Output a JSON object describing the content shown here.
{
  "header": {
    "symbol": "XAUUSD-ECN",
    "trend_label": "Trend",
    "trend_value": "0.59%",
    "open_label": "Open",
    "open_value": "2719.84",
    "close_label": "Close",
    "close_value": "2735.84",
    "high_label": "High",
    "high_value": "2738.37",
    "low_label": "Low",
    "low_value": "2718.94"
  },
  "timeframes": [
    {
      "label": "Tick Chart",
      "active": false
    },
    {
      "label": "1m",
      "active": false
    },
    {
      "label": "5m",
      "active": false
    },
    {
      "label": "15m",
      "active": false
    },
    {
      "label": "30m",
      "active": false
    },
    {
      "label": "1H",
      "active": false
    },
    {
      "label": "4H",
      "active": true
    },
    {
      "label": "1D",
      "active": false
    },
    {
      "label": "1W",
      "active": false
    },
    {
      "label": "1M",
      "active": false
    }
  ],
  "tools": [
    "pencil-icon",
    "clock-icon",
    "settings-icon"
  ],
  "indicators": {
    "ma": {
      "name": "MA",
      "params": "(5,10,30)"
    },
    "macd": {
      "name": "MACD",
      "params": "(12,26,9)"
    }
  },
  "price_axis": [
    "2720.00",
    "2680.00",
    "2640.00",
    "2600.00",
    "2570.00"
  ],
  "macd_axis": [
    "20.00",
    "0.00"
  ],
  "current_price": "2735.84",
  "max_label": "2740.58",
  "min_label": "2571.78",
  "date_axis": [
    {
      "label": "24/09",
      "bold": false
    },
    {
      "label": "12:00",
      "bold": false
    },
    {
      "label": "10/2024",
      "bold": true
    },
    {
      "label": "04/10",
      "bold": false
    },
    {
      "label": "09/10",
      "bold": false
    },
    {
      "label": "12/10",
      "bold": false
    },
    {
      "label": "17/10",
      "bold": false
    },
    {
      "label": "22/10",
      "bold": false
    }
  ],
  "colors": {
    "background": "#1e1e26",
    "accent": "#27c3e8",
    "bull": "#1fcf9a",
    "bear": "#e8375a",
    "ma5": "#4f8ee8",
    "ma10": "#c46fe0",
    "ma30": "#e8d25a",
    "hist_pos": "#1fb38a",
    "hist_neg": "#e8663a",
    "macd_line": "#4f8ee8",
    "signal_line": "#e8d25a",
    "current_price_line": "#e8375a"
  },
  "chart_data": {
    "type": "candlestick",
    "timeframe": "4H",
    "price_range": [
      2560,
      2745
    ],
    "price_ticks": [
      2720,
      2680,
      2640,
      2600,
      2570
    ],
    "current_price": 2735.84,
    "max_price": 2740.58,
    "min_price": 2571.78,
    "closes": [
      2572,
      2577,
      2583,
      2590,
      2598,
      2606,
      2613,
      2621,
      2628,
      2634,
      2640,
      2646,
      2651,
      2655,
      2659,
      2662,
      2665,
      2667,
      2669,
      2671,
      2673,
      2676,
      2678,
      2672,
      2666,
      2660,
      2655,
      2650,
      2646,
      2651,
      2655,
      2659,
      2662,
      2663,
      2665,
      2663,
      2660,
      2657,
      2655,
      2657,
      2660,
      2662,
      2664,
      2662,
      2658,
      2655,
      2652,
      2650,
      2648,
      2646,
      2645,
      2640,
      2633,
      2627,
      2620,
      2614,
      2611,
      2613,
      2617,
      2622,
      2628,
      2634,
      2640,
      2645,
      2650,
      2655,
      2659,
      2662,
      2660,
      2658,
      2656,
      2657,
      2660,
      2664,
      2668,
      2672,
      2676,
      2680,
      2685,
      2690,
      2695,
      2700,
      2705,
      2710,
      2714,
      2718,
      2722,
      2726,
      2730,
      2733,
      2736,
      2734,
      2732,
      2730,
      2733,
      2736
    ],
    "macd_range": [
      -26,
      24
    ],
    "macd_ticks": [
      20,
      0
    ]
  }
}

----------

Given instruction >> All of the data needs to be printed once more, exactly.

Finished task >>
Output a JSON object describing the content shown here.
{
  "header": {
    "symbol": "XAUUSD-ECN",
    "trend_label": "Trend",
    "trend_value": "0.59%",
    "open_label": "Open",
    "open_value": "2719.84",
    "close_label": "Close",
    "close_value": "2735.84",
    "high_label": "High",
    "high_value": "2738.37",
    "low_label": "Low",
    "low_value": "2718.94"
  },
  "timeframes": [
    {
      "label": "Tick Chart",
      "active": false
    },
    {
      "label": "1m",
      "active": false
    },
    {
      "label": "5m",
      "active": false
    },
    {
      "label": "15m",
      "active": false
    },
    {
      "label": "30m",
      "active": false
    },
    {
      "label": "1H",
      "active": false
    },
    {
      "label": "4H",
      "active": true
    },
    {
      "label": "1D",
      "active": false
    },
    {
      "label": "1W",
      "active": false
    },
    {
      "label": "1M",
      "active": false
    }
  ],
  "tools": [
    "pencil-icon",
    "clock-icon",
    "settings-icon"
  ],
  "indicators": {
    "ma": {
      "name": "MA",
      "params": "(5,10,30)"
    },
    "macd": {
      "name": "MACD",
      "params": "(12,26,9)"
    }
  },
  "price_axis": [
    "2720.00",
    "2680.00",
    "2640.00",
    "2600.00",
    "2570.00"
  ],
  "macd_axis": [
    "20.00",
    "0.00"
  ],
  "current_price": "2735.84",
  "max_label": "2740.58",
  "min_label": "2571.78",
  "date_axis": [
    {
      "label": "24/09",
      "bold": false
    },
    {
      "label": "12:00",
      "bold": false
    },
    {
      "label": "10/2024",
      "bold": true
    },
    {
      "label": "04/10",
      "bold": false
    },
    {
      "label": "09/10",
      "bold": false
    },
    {
      "label": "12/10",
      "bold": false
    },
    {
      "label": "17/10",
      "bold": false
    },
    {
      "label": "22/10",
      "bold": false
    }
  ],
  "colors": {
    "background": "#1e1e26",
    "accent": "#27c3e8",
    "bull": "#1fcf9a",
    "bear": "#e8375a",
    "ma5": "#4f8ee8",
    "ma10": "#c46fe0",
    "ma30": "#e8d25a",
    "hist_pos": "#1fb38a",
    "hist_neg": "#e8663a",
    "macd_line": "#4f8ee8",
    "signal_line": "#e8d25a",
    "current_price_line": "#e8375a"
  },
  "chart_data": {
    "type": "candlestick",
    "timeframe": "4H",
    "price_range": [
      2560,
      2745
    ],
    "price_ticks": [
      2720,
      2680,
      2640,
      2600,
      2570
    ],
    "current_price": 2735.84,
    "max_price": 2740.58,
    "min_price": 2571.78,
    "closes": [
      2572,
      2577,
      2583,
      2590,
      2598,
      2606,
      2613,
      2621,
      2628,
      2634,
      2640,
      2646,
      2651,
      2655,
      2659,
      2662,
      2665,
      2667,
      2669,
      2671,
      2673,
      2676,
      2678,
      2672,
      2666,
      2660,
      2655,
      2650,
      2646,
      2651,
      2655,
      2659,
      2662,
      2663,
      2665,
      2663,
      2660,
      2657,
      2655,
      2657,
      2660,
      2662,
      2664,
      2662,
      2658,
      2655,
      2652,
      2650,
      2648,
      2646,
      2645,
      2640,
      2633,
      2627,
      2620,
      2614,
      2611,
      2613,
      2617,
      2622,
      2628,
      2634,
      2640,
      2645,
      2650,
      2655,
      2659,
      2662,
      2660,
      2658,
      2656,
      2657,
      2660,
      2664,
      2668,
      2672,
      2676,
      2680,
      2685,
      2690,
      2695,
      2700,
      2705,
      2710,
      2714,
      2718,
      2722,
      2726,
      2730,
      2733,
      2736,
      2734,
      2732,
      2730,
      2733,
      2736
    ],
    "macd_range": [
      -26,
      24
    ],
    "macd_ticks": [
      20,
      0
    ]
  }
}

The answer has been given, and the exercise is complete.